THE REQUEST –
The entries below should be output exactly as written.

○ ○ ○ ○

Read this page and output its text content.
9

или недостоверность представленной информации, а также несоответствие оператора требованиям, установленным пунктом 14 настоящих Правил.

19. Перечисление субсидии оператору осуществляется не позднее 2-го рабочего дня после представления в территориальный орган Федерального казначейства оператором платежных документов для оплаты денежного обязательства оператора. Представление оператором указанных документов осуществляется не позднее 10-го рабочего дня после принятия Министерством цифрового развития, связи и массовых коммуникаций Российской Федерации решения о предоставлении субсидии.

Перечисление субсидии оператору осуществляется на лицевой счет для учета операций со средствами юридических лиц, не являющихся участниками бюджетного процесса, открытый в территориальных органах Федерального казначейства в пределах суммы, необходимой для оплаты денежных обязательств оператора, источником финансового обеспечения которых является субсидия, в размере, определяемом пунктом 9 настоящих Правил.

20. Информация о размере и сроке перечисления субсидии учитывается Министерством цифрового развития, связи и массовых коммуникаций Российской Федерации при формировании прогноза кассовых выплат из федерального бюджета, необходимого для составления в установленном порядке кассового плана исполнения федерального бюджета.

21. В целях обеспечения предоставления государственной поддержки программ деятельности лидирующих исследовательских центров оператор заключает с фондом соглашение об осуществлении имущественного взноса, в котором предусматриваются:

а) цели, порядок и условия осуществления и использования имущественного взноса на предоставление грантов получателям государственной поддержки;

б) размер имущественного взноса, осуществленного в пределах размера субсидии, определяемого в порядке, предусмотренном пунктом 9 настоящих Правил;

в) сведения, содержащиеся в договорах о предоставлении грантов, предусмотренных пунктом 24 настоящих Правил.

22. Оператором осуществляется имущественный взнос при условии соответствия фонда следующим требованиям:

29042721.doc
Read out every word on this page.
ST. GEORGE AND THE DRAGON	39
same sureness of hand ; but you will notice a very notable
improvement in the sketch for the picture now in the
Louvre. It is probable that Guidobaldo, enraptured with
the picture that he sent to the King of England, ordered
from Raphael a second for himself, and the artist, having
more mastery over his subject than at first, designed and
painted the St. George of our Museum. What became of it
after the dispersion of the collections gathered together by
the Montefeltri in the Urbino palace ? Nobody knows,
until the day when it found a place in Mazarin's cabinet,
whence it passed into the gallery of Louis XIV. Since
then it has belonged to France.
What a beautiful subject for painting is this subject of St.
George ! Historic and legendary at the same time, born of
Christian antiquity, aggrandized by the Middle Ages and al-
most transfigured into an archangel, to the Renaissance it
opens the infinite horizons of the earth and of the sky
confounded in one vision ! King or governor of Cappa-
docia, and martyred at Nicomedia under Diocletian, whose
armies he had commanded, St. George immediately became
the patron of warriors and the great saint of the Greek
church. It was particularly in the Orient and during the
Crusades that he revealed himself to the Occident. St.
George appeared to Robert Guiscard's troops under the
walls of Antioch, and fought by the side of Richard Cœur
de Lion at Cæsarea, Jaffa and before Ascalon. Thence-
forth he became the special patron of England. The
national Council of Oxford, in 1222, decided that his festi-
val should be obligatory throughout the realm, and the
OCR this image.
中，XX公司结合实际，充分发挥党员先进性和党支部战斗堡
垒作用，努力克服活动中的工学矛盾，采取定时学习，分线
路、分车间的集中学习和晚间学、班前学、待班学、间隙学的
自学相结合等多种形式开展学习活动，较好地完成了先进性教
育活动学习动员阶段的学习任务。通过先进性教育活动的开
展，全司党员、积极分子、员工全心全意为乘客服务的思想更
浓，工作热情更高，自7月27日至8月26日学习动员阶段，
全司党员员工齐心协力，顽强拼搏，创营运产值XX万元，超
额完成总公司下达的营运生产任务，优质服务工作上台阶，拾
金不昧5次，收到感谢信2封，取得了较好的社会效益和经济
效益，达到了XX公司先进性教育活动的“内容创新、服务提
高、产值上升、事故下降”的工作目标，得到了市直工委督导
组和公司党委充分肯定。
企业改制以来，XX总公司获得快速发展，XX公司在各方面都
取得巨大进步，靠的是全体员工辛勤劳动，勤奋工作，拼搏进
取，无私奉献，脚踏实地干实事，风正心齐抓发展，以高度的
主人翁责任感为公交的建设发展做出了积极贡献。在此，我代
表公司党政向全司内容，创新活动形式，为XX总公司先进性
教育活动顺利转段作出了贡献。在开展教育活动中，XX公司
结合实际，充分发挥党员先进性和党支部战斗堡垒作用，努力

○ ○ ○ ○

TASK SOLUTION –
Read this page and output its text content.
9

или недостоверность представленной информации, а также несоответствие оператора требованиям, установленным пунктом 14 настоящих Правил.

19. Перечисление субсидии оператору осуществляется не позднее 2-го рабочего дня после представления в территориальный орган Федерального казначейства оператором платежных документов для оплаты денежного обязательства оператора. Представление оператором указанных документов осуществляется не позднее 10-го рабочего дня после принятия Министерством цифрового развития, связи и массовых коммуникаций Российской Федерации решения о предоставлении субсидии.

Перечисление субсидии оператору осуществляется на лицевой счет для учета операций со средствами юридических лиц, не являющихся участниками бюджетного процесса, открытый в территориальных органах Федерального казначейства в пределах суммы, необходимой для оплаты денежных обязательств оператора, источником финансового обеспечения которых является субсидия, в размере, определяемом пунктом 9 настоящих Правил.

20. Информация о размере и сроке перечисления субсидии учитывается Министерством цифрового развития, связи и массовых коммуникаций Российской Федерации при формировании прогноза кассовых выплат из федерального бюджета, необходимого для составления в установленном порядке кассового плана исполнения федерального бюджета.

21. В целях обеспечения предоставления государственной поддержки программ деятельности лидирующих исследовательских центров оператор заключает с фондом соглашение об осуществлении имущественного взноса, в котором предусматриваются:

а) цели, порядок и условия осуществления и использования имущественного взноса на предоставление грантов получателям государственной поддержки;

б) размер имущественного взноса, осуществленного в пределах размера субсидии, определяемого в порядке, предусмотренном пунктом 9 настоящих Правил;

в) сведения, содержащиеся в договорах о предоставлении грантов, предусмотренных пунктом 24 настоящих Правил.

22. Оператором осуществляется имущественный взнос при условии соответствия фонда следующим требованиям:

29042721.doc
Read out every word on this page.
ST. GEORGE AND THE DRAGON	39
same sureness of hand ; but you will notice a very notable
improvement in the sketch for the picture now in the
Louvre. It is probable that Guidobaldo, enraptured with
the picture that he sent to the King of England, ordered
from Raphael a second for himself, and the artist, having
more mastery over his subject than at first, designed and
painted the St. George of our Museum. What became of it
after the dispersion of the collections gathered together by
the Montefeltri in the Urbino palace ? Nobody knows,
until the day when it found a place in Mazarin's cabinet,
whence it passed into the gallery of Louis XIV. Since
then it has belonged to France.
What a beautiful subject for painting is this subject of St.
George ! Historic and legendary at the same time, born of
Christian antiquity, aggrandized by the Middle Ages and al-
most transfigured into an archangel, to the Renaissance it
opens the infinite horizons of the earth and of the sky
confounded in one vision ! King or governor of Cappa-
docia, and martyred at Nicomedia under Diocletian, whose
armies he had commanded, St. George immediately became
the patron of warriors and the great saint of the Greek
church. It was particularly in the Orient and during the
Crusades that he revealed himself to the Occident. St.
George appeared to Robert Guiscard's troops under the
walls of Antioch, and fought by the side of Richard Cœur
de Lion at Cæsarea, Jaffa and before Ascalon. Thence-
forth he became the special patron of England. The
national Council of Oxford, in 1222, decided that his festi-
val should be obligatory throughout the realm, and the
OCR this image.
中，XX公司结合实际，充分发挥党员先进性和党支部战斗堡
垒作用，努力克服活动中的工学矛盾，采取定时学习，分线
路、分车间的集中学习和晚间学、班前学、待班学、间隙学的
自学相结合等多种形式开展学习活动，较好地完成了先进性教
育活动学习动员阶段的学习任务。通过先进性教育活动的开
展，全司党员、积极分子、员工全心全意为乘客服务的思想更
浓，工作热情更高，自7月27日至8月26日学习动员阶段，
全司党员员工齐心协力，顽强拼搏，创营运产值XX万元，超
额完成总公司下达的营运生产任务，优质服务工作上台阶，拾
金不昧5次，收到感谢信2封，取得了较好的社会效益和经济
效益，达到了XX公司先进性教育活动的“内容创新、服务提
高、产值上升、事故下降”的工作目标，得到了市直工委督导
组和公司党委充分肯定。
企业改制以来，XX总公司获得快速发展，XX公司在各方面都
取得巨大进步，靠的是全体员工辛勤劳动，勤奋工作，拼搏进
取，无私奉献，脚踏实地干实事，风正心齐抓发展，以高度的
主人翁责任感为公交的建设发展做出了积极贡献。在此，我代
表公司党政向全司内容，创新活动形式，为XX总公司先进性
教育活动顺利转段作出了贡献。在开展教育活动中，XX公司
结合实际，充分发挥党员先进性和党支部战斗堡垒作用，努力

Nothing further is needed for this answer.